◆ THE PROBLEM: Tally every line featuring "checked", then give that tally alone.

++++++++++

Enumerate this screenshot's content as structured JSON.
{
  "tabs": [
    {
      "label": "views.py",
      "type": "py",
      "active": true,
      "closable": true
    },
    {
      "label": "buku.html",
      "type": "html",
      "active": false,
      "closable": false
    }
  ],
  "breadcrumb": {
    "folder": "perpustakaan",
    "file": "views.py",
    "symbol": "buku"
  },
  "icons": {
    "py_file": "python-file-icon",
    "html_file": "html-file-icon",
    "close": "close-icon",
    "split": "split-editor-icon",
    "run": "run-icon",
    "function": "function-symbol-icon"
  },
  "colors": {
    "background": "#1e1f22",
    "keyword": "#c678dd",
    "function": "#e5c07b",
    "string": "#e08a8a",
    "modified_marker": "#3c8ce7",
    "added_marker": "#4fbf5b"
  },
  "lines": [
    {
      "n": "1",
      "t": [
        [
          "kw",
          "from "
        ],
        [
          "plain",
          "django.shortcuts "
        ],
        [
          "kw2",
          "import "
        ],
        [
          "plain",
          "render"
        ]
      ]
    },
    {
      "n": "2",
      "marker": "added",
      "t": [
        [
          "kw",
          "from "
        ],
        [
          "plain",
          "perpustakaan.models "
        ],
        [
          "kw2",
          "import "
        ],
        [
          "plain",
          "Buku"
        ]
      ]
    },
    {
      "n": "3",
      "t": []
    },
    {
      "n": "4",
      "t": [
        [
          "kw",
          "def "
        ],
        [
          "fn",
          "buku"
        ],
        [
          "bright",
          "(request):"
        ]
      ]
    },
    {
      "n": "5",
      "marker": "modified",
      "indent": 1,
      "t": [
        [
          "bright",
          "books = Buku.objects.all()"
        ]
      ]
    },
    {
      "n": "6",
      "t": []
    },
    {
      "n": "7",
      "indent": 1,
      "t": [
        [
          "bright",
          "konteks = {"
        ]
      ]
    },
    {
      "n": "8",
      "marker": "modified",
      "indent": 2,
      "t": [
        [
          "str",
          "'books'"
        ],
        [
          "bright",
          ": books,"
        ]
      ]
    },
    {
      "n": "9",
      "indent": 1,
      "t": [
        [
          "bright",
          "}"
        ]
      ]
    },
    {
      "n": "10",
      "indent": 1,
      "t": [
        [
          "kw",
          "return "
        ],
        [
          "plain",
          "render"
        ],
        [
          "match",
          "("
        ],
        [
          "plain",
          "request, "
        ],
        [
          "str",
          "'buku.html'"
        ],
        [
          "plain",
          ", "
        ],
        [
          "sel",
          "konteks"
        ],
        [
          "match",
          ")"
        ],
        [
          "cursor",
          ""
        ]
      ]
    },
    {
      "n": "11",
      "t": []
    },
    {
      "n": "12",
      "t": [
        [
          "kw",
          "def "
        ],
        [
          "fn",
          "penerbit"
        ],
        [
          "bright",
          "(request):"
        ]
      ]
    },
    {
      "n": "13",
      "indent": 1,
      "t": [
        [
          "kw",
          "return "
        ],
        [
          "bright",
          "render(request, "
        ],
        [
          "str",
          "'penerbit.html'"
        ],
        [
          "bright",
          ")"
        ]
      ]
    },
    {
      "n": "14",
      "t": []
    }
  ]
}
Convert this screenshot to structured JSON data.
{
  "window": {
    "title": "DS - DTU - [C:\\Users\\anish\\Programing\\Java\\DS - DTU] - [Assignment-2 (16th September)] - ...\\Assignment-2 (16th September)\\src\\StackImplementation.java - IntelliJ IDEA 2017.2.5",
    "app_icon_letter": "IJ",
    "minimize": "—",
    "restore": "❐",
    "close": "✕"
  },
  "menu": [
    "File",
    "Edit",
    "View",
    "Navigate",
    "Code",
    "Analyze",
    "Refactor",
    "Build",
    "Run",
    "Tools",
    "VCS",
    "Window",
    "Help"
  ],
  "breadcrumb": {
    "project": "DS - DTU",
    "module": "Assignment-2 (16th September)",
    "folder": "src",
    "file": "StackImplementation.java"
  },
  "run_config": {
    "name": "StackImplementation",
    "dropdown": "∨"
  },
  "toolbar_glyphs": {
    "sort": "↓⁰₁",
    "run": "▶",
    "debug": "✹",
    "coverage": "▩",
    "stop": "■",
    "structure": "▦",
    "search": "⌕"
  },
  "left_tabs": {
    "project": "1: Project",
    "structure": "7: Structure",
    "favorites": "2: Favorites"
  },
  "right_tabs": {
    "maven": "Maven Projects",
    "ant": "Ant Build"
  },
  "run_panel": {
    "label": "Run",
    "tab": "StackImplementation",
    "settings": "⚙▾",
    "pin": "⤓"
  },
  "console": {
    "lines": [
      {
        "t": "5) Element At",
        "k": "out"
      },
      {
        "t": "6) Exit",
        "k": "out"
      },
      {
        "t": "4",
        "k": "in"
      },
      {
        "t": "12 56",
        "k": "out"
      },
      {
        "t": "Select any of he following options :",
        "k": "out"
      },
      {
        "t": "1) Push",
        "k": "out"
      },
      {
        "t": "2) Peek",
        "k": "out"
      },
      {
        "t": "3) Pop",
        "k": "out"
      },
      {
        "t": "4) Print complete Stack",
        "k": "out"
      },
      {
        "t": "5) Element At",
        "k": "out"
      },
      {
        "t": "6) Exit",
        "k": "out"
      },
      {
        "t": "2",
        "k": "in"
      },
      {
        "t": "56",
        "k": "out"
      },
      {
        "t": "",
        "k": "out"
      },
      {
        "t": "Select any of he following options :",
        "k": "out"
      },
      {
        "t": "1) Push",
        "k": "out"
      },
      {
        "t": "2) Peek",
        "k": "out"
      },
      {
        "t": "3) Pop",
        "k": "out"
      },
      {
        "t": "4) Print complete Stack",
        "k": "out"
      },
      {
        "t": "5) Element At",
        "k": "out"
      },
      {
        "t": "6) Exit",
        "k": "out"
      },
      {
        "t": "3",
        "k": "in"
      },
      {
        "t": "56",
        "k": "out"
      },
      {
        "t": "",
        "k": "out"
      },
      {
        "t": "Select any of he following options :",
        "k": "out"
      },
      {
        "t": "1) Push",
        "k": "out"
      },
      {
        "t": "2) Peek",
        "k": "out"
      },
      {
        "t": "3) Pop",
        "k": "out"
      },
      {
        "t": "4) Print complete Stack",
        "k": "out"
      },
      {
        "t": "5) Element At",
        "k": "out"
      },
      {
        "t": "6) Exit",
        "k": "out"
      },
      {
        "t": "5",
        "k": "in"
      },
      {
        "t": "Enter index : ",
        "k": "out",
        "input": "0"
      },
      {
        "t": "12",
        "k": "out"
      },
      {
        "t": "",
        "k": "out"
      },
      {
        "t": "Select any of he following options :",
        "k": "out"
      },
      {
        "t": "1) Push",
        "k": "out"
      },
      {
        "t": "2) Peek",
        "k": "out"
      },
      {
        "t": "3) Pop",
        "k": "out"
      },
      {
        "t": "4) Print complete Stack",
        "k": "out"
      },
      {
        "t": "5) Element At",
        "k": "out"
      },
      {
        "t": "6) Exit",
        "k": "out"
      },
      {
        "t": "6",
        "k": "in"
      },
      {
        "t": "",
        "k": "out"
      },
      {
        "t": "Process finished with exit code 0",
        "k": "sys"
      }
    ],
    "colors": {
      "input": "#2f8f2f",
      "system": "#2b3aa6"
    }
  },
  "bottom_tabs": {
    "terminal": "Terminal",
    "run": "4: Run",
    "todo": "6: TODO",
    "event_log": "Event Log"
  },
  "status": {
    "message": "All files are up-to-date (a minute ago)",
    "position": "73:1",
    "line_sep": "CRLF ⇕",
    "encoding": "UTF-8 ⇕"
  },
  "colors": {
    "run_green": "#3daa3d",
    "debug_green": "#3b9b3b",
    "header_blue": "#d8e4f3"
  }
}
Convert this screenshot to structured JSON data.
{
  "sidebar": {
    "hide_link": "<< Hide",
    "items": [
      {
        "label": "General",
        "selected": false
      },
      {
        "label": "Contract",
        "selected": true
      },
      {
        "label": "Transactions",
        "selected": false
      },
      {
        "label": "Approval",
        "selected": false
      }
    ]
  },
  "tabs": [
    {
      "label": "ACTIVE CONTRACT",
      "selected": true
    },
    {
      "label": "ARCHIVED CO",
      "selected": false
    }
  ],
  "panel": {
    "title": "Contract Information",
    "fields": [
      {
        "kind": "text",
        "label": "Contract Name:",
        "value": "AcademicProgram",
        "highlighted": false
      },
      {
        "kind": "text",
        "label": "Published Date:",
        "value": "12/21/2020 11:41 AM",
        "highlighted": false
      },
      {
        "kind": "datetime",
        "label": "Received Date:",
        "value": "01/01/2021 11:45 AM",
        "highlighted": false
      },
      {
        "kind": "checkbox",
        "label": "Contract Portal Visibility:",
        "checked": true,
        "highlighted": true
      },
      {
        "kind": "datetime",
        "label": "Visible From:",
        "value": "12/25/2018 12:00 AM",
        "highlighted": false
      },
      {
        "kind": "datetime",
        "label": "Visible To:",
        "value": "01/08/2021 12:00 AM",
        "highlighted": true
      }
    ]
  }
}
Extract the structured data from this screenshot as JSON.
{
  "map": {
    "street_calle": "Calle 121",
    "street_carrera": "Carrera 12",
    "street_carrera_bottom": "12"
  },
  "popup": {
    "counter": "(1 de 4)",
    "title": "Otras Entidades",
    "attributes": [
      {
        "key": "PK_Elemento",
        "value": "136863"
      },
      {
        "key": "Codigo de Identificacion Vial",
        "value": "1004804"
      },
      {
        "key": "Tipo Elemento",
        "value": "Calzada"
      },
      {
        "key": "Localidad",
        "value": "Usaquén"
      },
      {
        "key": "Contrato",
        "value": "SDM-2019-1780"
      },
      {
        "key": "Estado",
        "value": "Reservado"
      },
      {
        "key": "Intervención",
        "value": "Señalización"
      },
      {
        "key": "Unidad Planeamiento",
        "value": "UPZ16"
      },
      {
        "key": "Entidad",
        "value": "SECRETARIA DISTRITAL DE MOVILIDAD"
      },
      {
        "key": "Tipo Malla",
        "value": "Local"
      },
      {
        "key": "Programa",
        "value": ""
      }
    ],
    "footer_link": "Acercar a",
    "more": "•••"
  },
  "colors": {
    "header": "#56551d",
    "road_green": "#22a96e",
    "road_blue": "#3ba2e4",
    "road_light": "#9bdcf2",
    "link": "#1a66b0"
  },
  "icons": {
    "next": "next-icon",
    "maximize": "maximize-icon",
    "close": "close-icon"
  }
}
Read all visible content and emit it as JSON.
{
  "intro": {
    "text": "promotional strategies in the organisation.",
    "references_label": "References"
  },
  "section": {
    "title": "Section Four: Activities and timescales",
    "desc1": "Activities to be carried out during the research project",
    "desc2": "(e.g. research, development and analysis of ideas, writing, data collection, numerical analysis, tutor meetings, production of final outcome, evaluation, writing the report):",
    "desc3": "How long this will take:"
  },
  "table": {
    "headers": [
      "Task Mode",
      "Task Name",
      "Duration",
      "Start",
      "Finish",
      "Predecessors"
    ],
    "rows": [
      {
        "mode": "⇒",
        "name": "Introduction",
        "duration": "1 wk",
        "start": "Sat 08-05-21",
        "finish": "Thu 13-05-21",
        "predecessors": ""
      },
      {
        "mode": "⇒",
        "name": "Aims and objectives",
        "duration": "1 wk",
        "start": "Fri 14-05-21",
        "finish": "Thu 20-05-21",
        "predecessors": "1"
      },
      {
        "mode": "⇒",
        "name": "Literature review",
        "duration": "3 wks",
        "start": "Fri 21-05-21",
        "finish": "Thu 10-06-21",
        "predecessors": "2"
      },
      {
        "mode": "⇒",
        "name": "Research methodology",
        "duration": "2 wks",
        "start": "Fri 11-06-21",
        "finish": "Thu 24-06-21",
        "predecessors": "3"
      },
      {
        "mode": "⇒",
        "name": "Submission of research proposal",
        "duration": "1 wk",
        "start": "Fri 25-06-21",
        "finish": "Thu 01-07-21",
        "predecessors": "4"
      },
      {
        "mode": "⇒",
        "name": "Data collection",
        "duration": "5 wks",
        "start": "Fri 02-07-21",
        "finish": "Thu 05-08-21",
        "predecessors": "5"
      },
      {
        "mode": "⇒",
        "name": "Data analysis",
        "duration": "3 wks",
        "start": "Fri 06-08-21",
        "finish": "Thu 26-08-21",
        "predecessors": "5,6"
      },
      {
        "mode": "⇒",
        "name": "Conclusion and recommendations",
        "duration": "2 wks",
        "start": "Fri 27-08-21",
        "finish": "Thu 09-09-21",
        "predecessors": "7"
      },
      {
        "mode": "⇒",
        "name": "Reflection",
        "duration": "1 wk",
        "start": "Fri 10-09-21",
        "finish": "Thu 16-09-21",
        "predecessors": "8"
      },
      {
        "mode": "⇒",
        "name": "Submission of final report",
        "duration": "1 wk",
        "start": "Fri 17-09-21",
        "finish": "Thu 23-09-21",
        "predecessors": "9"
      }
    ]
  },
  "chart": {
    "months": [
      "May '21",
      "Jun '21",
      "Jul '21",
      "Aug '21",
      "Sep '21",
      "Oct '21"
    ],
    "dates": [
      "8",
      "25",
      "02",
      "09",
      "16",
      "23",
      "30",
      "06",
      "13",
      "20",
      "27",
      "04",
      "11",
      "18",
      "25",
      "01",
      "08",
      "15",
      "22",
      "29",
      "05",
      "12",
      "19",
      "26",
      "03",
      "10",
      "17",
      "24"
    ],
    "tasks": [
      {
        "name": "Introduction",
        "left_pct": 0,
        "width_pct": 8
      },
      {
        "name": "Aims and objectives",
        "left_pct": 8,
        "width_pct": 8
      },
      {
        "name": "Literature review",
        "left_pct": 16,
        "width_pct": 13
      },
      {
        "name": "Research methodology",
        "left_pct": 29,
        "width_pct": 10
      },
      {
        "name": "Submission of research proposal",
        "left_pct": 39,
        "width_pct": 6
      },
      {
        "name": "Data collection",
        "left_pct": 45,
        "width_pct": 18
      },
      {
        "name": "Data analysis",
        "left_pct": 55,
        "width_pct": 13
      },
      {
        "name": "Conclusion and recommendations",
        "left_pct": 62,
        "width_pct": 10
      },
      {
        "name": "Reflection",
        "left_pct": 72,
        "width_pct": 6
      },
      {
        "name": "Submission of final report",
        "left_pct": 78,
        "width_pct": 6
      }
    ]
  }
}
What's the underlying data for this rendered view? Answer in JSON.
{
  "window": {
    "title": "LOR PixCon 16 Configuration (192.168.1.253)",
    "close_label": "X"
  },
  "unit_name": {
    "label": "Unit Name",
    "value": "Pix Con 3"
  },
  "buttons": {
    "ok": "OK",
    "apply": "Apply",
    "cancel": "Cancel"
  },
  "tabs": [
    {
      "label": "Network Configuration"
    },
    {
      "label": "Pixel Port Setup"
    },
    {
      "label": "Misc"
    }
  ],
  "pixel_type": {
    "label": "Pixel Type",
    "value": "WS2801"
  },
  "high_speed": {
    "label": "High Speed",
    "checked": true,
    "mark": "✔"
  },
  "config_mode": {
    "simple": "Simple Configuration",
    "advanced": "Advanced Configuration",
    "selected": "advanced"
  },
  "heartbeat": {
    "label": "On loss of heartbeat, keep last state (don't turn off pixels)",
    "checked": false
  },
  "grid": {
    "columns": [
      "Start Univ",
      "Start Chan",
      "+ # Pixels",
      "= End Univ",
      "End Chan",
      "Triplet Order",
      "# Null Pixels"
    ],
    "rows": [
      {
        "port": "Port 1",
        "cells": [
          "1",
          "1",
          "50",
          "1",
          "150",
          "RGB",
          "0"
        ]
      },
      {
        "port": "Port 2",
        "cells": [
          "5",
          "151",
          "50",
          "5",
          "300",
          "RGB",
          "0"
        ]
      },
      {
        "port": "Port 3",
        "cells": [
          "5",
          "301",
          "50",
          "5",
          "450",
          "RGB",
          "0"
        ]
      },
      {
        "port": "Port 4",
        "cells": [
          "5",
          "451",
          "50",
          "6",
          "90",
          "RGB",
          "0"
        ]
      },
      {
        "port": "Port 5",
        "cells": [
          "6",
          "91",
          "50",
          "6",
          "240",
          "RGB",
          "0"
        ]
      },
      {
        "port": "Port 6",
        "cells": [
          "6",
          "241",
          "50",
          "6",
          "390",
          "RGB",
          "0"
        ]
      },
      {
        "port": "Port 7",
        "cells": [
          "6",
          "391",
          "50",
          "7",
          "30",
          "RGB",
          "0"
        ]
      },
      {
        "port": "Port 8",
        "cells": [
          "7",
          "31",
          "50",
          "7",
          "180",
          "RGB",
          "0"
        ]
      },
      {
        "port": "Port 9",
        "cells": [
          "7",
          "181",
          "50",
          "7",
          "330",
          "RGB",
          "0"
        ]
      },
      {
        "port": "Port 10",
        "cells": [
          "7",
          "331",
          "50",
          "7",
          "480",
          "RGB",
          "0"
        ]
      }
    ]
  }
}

++++++++++

◆ WRITTEN ANSWER: 3